Data supplied.
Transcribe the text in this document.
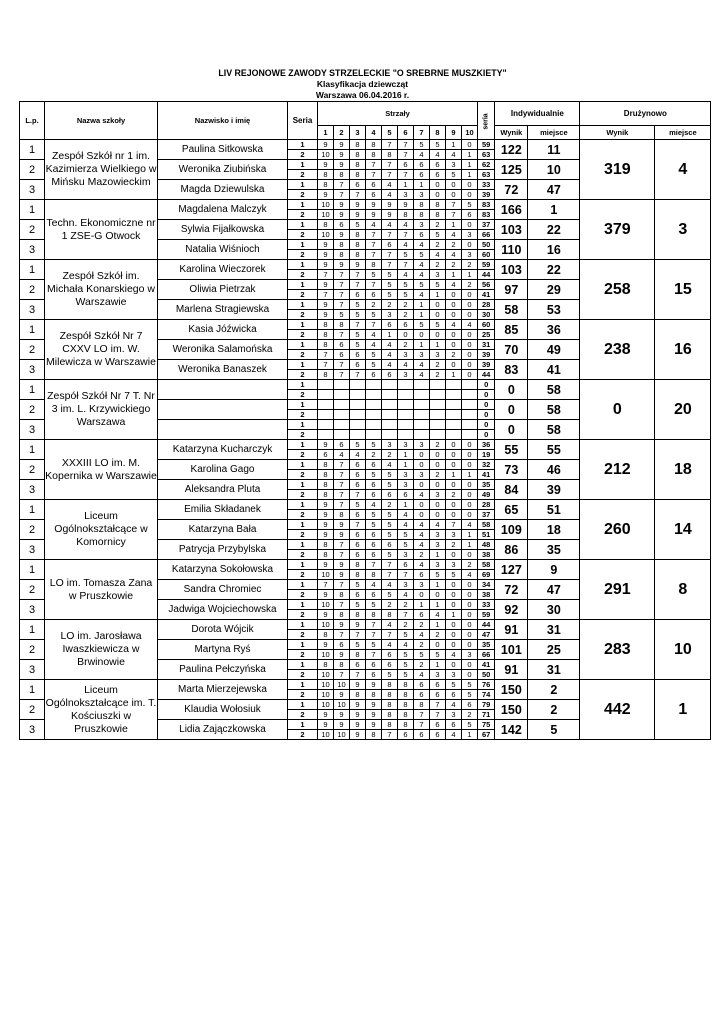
LIV REJONOWE ZAWODY STRZELECKIE "O SREBRNE MUSZKIETY"
Klasyfikacja dziewcząt
Warszawa 06.04.2016 r.
L.p.	Nazwa szkoły	Nazwisko i imię	Seria	Strzały										seria	Indywidualnie		Drużynowo	
				1	2	3	4	5	6	7	8	9	10		Wynik	miejsce	Wynik	miejsce
1	Zespół Szkół nr 1 im. Kazimierza Wielkiego w Mińsku Mazowieckim	Paulina Sitkowska	1	9	9	8	8	7	7	5	5	1	0	59	122	11	319	4
			2	10	9	8	8	8	7	4	4	4	1	63				
2		Weronika Ziubińska	1	9	9	8	7	7	6	6	6	3	1	62	125	10		
			2	8	8	8	7	7	7	6	6	5	1	63				
3		Magda Dziewulska	1	8	7	6	6	4	1	1	0	0	0	33	72	47		
			2	9	7	7	6	4	3	3	0	0	0	39				
1	Techn. Ekonomiczne nr 1 ZSE-G Otwock	Magdalena Malczyk	1	10	9	9	9	9	9	8	8	7	5	83	166	1	379	3
			2	10	9	9	9	9	8	8	8	7	6	83				
2		Sylwia Fijałkowska	1	8	6	5	4	4	4	3	2	1	0	37	103	22		
			2	10	9	8	7	7	7	6	5	4	3	66				
3		Natalia Wiśnioch	1	9	8	8	7	6	4	4	2	2	0	50	110	16		
			2	9	8	8	7	7	5	5	4	4	3	60				
1	Zespół Szkół im. Michała Konarskiego w Warszawie	Karolina Wieczorek	1	9	9	9	8	7	7	4	2	2	2	59	103	22	258	15
			2	7	7	7	5	5	4	4	3	1	1	44				
2		Oliwia Pietrzak	1	9	7	7	7	5	5	5	5	4	2	56	97	29		
			2	7	7	6	6	5	5	4	1	0	0	41				
3		Marlena Stragiewska	1	9	7	5	2	2	2	1	0	0	0	28	58	53		
			2	9	5	5	5	3	2	1	0	0	0	30				
1	Zespół Szkół Nr 7 CXXV LO im. W. Milewicza w Warszawie	Kasia Jóźwicka	1	8	8	7	7	6	6	5	5	4	4	60	85	36	238	16
			2	8	7	5	4	1	0	0	0	0	0	25				
2		Weronika Salamońska	1	8	6	5	4	4	2	1	1	0	0	31	70	49		
			2	7	6	6	5	4	3	3	3	2	0	39				
3		Weronika Banaszek	1	7	7	6	5	4	4	4	2	0	0	39	83	41		
			2	8	7	7	6	6	3	4	2	1	0	44				
1	Zespół Szkół Nr 7 T. Nr 3 im. L. Krzywickiego Warszawa		1											0	0	58	0	20
			2											0				
2			1											0	0	58		
			2											0				
3			1											0	0	58		
			2											0				
1	XXXIII LO im. M. Kopernika w Warszawie	Katarzyna Kucharczyk	1	9	6	5	5	3	3	3	2	0	0	36	55	55	212	18
			2	6	4	4	2	2	1	0	0	0	0	19				
2		Karolina Gago	1	8	7	6	6	4	1	0	0	0	0	32	73	46		
			2	8	7	6	5	5	3	3	2	1	1	41				
3		Aleksandra Pluta	1	8	7	6	6	5	3	0	0	0	0	35	84	39		
			2	8	7	7	6	6	6	4	3	2	0	49				
1	Liceum Ogólnokształcące w Komornicy	Emilia Składanek	1	9	7	5	4	2	1	0	0	0	0	28	65	51	260	14
			2	9	8	6	5	5	4	0	0	0	0	37				
2		Katarzyna Bała	1	9	9	7	5	5	4	4	4	7	4	58	109	18		
			2	9	9	6	6	5	5	4	3	3	1	51				
3		Patrycja Przybylska	1	8	7	6	6	6	5	4	3	2	1	48	86	35		
			2	8	7	6	6	5	3	2	1	0	0	38				
1	LO im. Tomasza Zana w Pruszkowie	Katarzyna Sokołowska	1	9	9	8	7	7	6	4	3	3	2	58	127	9	291	8
			2	10	9	8	8	7	7	6	5	5	4	69				
2		Sandra Chromiec	1	7	7	5	4	4	3	3	1	0	0	34	72	47		
			2	9	8	6	6	5	4	0	0	0	0	38				
3		Jadwiga Wojciechowska	1	10	7	5	5	2	2	1	1	0	0	33	92	30		
			2	9	8	8	8	8	7	6	4	1	0	59				
1	LO im. Jarosława Iwaszkiewicza w Brwinowie	Dorota Wójcik	1	10	9	9	7	4	2	2	1	0	0	44	91	31	283	10
			2	8	7	7	7	7	5	4	2	0	0	47				
2		Martyna Ryś	1	9	6	5	5	4	4	2	0	0	0	35	101	25		
			2	10	9	8	7	6	5	5	5	4	3	66				
3		Paulina Pełczyńska	1	8	8	6	6	6	5	2	1	0	0	41	91	31		
			2	10	7	7	6	5	5	4	3	3	0	50				
1	Liceum Ogólnokształcące im. T. Kościuszki w Pruszkowie	Marta Mierzejewska	1	10	10	9	9	8	8	6	6	5	5	76	150	2	442	1
			2	10	9	8	8	8	8	6	6	6	5	74				
2		Klaudia Wołosiuk	1	10	10	9	9	8	8	8	7	4	6	79	150	2		
			2	9	9	9	9	8	8	7	7	3	2	71				
3		Lidia Zajączkowska	1	9	9	9	9	8	8	7	6	6	5	75	142	5		
			2	10	10	9	8	7	6	6	6	4	1	67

Brief. Show every line of the listing in which the string "Szkół" can be found.

Answer to the task.
1	Zespół Szkół nr 1 im. Kazimierza Wielkiego w Mińsku Mazowieckim	Paulina Sitkowska	1	9	9	8	8	7	7	5	5	1	0	59	122	11	319	4
1	Zespół Szkół im. Michała Konarskiego w Warszawie	Karolina Wieczorek	1	9	9	9	8	7	7	4	2	2	2	59	103	22	258	15
1	Zespół Szkół Nr 7 CXXV LO im. W. Milewicza w Warszawie	Kasia Jóźwicka	1	8	8	7	7	6	6	5	5	4	4	60	85	36	238	16
1	Zespół Szkół Nr 7 T. Nr 3 im. L. Krzywickiego Warszawa		1											0	0	58	0	20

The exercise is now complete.